TASK DETAILS:
How many lines in these records hold the string "JSON"? State only that number.
··········
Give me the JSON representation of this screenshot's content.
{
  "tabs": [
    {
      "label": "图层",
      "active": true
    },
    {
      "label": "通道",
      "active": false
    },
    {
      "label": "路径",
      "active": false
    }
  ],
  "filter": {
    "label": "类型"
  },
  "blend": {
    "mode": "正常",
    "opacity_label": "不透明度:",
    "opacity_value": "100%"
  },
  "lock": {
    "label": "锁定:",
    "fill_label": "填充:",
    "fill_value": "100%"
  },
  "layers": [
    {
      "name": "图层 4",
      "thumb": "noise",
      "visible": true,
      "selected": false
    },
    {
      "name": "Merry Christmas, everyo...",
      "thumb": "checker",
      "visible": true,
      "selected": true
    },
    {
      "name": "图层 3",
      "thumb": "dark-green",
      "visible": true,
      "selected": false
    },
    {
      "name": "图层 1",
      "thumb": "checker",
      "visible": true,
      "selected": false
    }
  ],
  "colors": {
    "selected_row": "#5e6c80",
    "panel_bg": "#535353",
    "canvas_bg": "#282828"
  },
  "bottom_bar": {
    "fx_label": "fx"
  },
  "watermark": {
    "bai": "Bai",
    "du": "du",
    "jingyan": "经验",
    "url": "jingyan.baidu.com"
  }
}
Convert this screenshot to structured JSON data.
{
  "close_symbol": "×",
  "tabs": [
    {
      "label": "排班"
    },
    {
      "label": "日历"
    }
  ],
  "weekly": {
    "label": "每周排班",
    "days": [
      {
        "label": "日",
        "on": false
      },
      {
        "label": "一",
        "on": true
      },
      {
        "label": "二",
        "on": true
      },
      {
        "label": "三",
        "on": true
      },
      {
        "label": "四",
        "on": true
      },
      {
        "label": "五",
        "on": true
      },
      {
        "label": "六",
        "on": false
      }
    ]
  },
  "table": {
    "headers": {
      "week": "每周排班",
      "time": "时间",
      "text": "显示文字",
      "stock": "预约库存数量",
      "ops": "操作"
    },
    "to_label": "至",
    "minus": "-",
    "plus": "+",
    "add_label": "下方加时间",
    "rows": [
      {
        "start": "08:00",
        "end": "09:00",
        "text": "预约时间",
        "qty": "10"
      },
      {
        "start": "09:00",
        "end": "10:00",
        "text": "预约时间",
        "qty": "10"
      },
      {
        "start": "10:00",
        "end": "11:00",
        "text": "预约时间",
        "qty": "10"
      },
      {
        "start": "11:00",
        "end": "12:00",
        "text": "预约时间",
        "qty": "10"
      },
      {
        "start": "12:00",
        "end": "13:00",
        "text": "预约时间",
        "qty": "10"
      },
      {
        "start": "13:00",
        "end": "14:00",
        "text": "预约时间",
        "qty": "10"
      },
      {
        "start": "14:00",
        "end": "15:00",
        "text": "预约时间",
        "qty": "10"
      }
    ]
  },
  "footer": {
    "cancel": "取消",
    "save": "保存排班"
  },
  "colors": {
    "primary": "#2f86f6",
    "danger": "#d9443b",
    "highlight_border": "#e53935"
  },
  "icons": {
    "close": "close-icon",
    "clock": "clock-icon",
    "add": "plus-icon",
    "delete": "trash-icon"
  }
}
··········
REPLY TO THE TASK:
2